— BEGIN TASK DATA —

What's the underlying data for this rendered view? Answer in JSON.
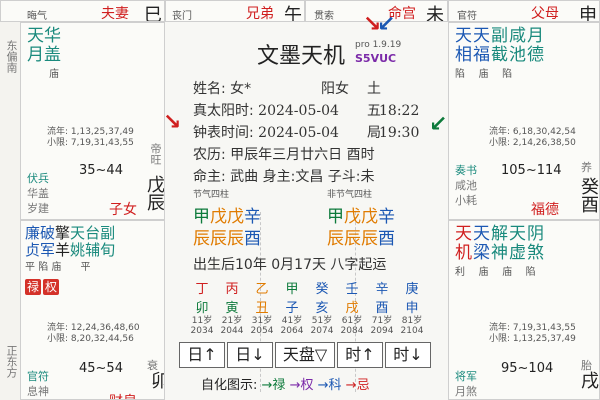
{
  "top_row": {
    "left_fragment": "晦气",
    "left_palace": "夫妻",
    "left_branch": "巳",
    "mid_fragment": "丧门",
    "mid_palace": "兄弟",
    "mid_branch": "午",
    "right_fragment": "贯索",
    "right_palace": "命宫",
    "right_branch": "未",
    "far_right_fragment": "官符",
    "far_right_palace": "父母",
    "far_right_branch": "申"
  },
  "side_labels": {
    "left_top": "东偏南",
    "left_bottom": "正东方"
  },
  "left_cell": {
    "stars_top": [
      "天",
      "华"
    ],
    "stars_bottom": [
      "月",
      "盖"
    ],
    "star_level": "庙",
    "flow_year": "流年: 1,13,25,37,49",
    "small_limit": "小限: 7,19,31,43,55",
    "age_range": "35~44",
    "gods": [
      "伏兵",
      "华盖",
      "岁建"
    ],
    "life_stage": "帝旺",
    "palace": "子女",
    "branch": "戊辰"
  },
  "right_cell": {
    "stars_top": [
      "天",
      "天",
      "副",
      "咸",
      "月"
    ],
    "stars_bottom": [
      "相",
      "福",
      "截",
      "池",
      "德"
    ],
    "levels": [
      "陷",
      "庙",
      "陷"
    ],
    "flow_year": "流年: 6,18,30,42,54",
    "small_limit": "小限: 2,14,26,38,50",
    "age_range": "105~114",
    "gods": [
      "奏书",
      "咸池",
      "小耗"
    ],
    "life_stage": "养",
    "palace": "福德",
    "branch": "癸酉"
  },
  "lower_left_cell": {
    "stars_top": [
      "廉",
      "破",
      "擎",
      "天",
      "台",
      "副"
    ],
    "stars_bottom": [
      "贞",
      "军",
      "羊",
      "姚",
      "辅",
      "旬"
    ],
    "levels": [
      "平",
      "陷",
      "庙",
      "平"
    ],
    "transform_badges": [
      "禄",
      "权"
    ],
    "flow_year": "流年: 12,24,36,48,60",
    "small_limit": "小限: 8,20,32,44,56",
    "age_range": "45~54",
    "gods": [
      "官符",
      "息神"
    ],
    "life_stage": "衰",
    "branch": "丁卯",
    "palace_hidden": "财帛"
  },
  "lower_right_cell": {
    "stars_top": [
      "天",
      "天",
      "解",
      "天",
      "阴"
    ],
    "stars_bottom": [
      "机",
      "梁",
      "神",
      "虚",
      "煞"
    ],
    "levels": [
      "利",
      "庙",
      "庙",
      "陷"
    ],
    "flow_year": "流年: 7,19,31,43,55",
    "small_limit": "小限: 1,13,25,37,49",
    "age_range": "95~104",
    "gods": [
      "将军",
      "月煞"
    ],
    "life_stage": "胎",
    "branch": "甲戌"
  },
  "center": {
    "title": "文墨天机",
    "version": "pro 1.9.19",
    "code": "S5VUC",
    "name_label": "姓名: 女*",
    "yang_label": "阳女",
    "bureau": "土五局",
    "true_solar_label": "真太阳时:",
    "true_solar_value": "2024-05-04",
    "true_solar_time": "18:22",
    "clock_label": "钟表时间:",
    "clock_value": "2024-05-04",
    "clock_time": "19:30",
    "lunar": "农历: 甲辰年三月廿六日 酉时",
    "ming": "命主: 武曲  身主:文昌  子斗:未",
    "jieqi_label": "节气四柱",
    "non_jieqi_label": "非节气四柱",
    "pillars_left_stems": [
      "甲",
      "戊",
      "戊",
      "辛"
    ],
    "pillars_left_branches": [
      "辰",
      "辰",
      "辰",
      "酉"
    ],
    "pillars_right_stems": [
      "甲",
      "戊",
      "戊",
      "辛"
    ],
    "pillars_right_branches": [
      "辰",
      "辰",
      "辰",
      "酉"
    ],
    "qiyun": "出生后10年 0月17天 八字起运",
    "dayun_stems": [
      "丁",
      "丙",
      "乙",
      "甲",
      "癸",
      "壬",
      "辛",
      "庚"
    ],
    "dayun_branches": [
      "卯",
      "寅",
      "丑",
      "子",
      "亥",
      "戌",
      "酉",
      "申"
    ],
    "dayun_ages": [
      "11岁",
      "21岁",
      "31岁",
      "41岁",
      "51岁",
      "61岁",
      "71岁",
      "81岁"
    ],
    "dayun_years": [
      "2034",
      "2044",
      "2054",
      "2064",
      "2074",
      "2084",
      "2094",
      "2104"
    ],
    "buttons": [
      "日↑",
      "日↓",
      "天盘▽",
      "时↑",
      "时↓"
    ],
    "legend_label": "自化图示:",
    "legend_items": [
      "→禄",
      "→权",
      "→科",
      "→忌"
    ],
    "colors": {
      "red": "#d01f1f",
      "blue": "#1c58b3",
      "green": "#0d7a3b",
      "orange": "#e07b00",
      "purple": "#7b2aa8"
    }
  }
}
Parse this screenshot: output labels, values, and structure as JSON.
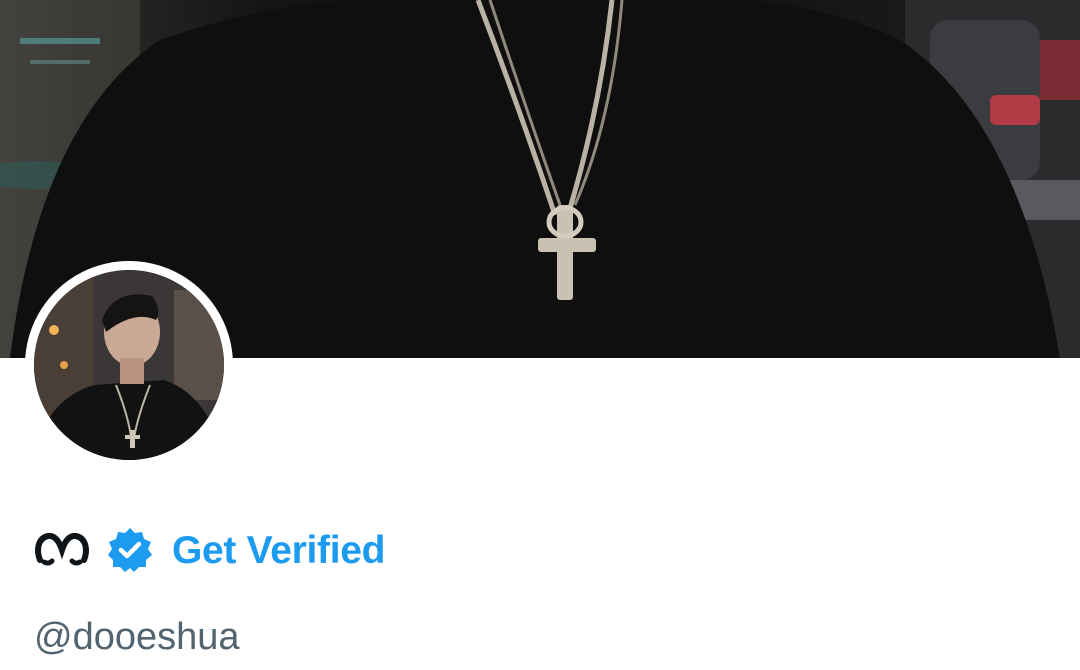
{
  "profile": {
    "display_name_icon": "cursive-letter-m-icon",
    "verified_icon": "verified-badge-icon",
    "get_verified_label": "Get Verified",
    "handle": "@dooeshua"
  },
  "colors": {
    "accent": "#1d9bf0",
    "handle_text": "#536471",
    "background": "#ffffff"
  }
}
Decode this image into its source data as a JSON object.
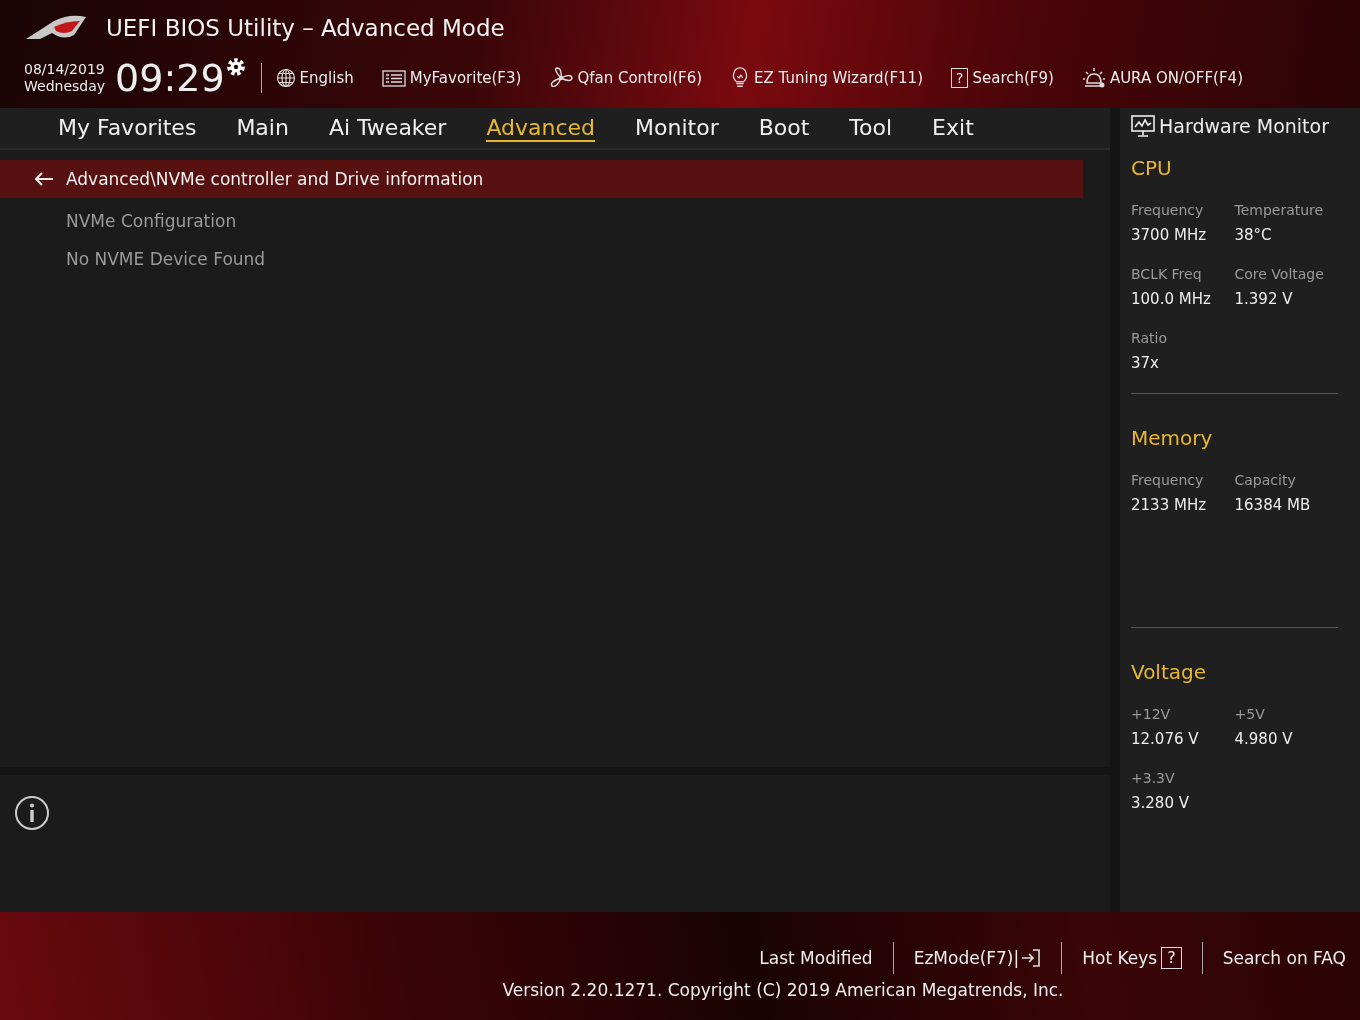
{
  "header": {
    "title": "UEFI BIOS Utility – Advanced Mode",
    "date": "08/14/2019",
    "day": "Wednesday",
    "time": "09:29",
    "tools": [
      {
        "kind": "language",
        "label": "English"
      },
      {
        "kind": "favorite",
        "label": "MyFavorite(F3)"
      },
      {
        "kind": "fan",
        "label": "Qfan Control(F6)"
      },
      {
        "kind": "wizard",
        "label": "EZ Tuning Wizard(F11)"
      },
      {
        "kind": "search",
        "label": "Search(F9)",
        "icon_text": "?"
      },
      {
        "kind": "aura",
        "label": "AURA ON/OFF(F4)"
      }
    ]
  },
  "tabs": [
    {
      "label": "My Favorites",
      "selected": false
    },
    {
      "label": "Main",
      "selected": false
    },
    {
      "label": "Ai Tweaker",
      "selected": false
    },
    {
      "label": "Advanced",
      "selected": true
    },
    {
      "label": "Monitor",
      "selected": false
    },
    {
      "label": "Boot",
      "selected": false
    },
    {
      "label": "Tool",
      "selected": false
    },
    {
      "label": "Exit",
      "selected": false
    }
  ],
  "breadcrumb": "Advanced\\NVMe controller and Drive information",
  "items": [
    "NVMe Configuration",
    "No NVME Device Found"
  ],
  "hardware_monitor": {
    "title": "Hardware Monitor",
    "sections": [
      {
        "title": "CPU",
        "rows": [
          [
            {
              "label": "Frequency",
              "value": "3700 MHz"
            },
            {
              "label": "Temperature",
              "value": "38°C"
            }
          ],
          [
            {
              "label": "BCLK Freq",
              "value": "100.0 MHz"
            },
            {
              "label": "Core Voltage",
              "value": "1.392 V"
            }
          ],
          [
            {
              "label": "Ratio",
              "value": "37x"
            }
          ]
        ]
      },
      {
        "title": "Memory",
        "rows": [
          [
            {
              "label": "Frequency",
              "value": "2133 MHz"
            },
            {
              "label": "Capacity",
              "value": "16384 MB"
            }
          ]
        ]
      },
      {
        "title": "Voltage",
        "rows": [
          [
            {
              "label": "+12V",
              "value": "12.076 V"
            },
            {
              "label": "+5V",
              "value": "4.980 V"
            }
          ],
          [
            {
              "label": "+3.3V",
              "value": "3.280 V"
            }
          ]
        ]
      }
    ]
  },
  "footer": {
    "links": [
      {
        "kind": "plain",
        "label": "Last Modified"
      },
      {
        "kind": "exit",
        "label": "EzMode(F7)|"
      },
      {
        "kind": "help",
        "label": "Hot Keys",
        "icon_text": "?"
      },
      {
        "kind": "plain",
        "label": "Search on FAQ"
      }
    ],
    "copyright": "Version 2.20.1271. Copyright (C) 2019 American Megatrends, Inc."
  }
}
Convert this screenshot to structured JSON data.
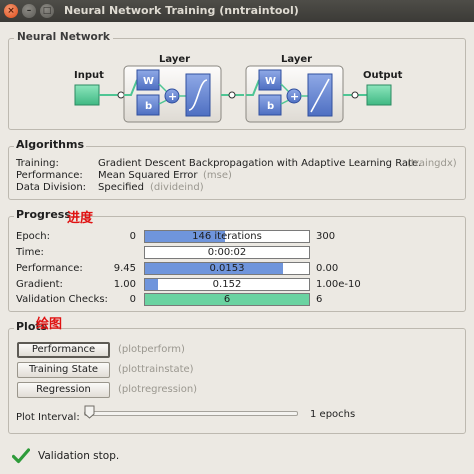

— END TASK DATA —

Only lines with the word "this" are wanted, so copy each one from the records.

◆ **SOLUTION TO THE EXERCISE**
What's the underlying data for this rendered view? Answer in JSON.
Parse this screenshot: output labels, values, and structure as JSON.
Decode this image into its source data as a JSON object.
Convert this screenshot to structured JSON data.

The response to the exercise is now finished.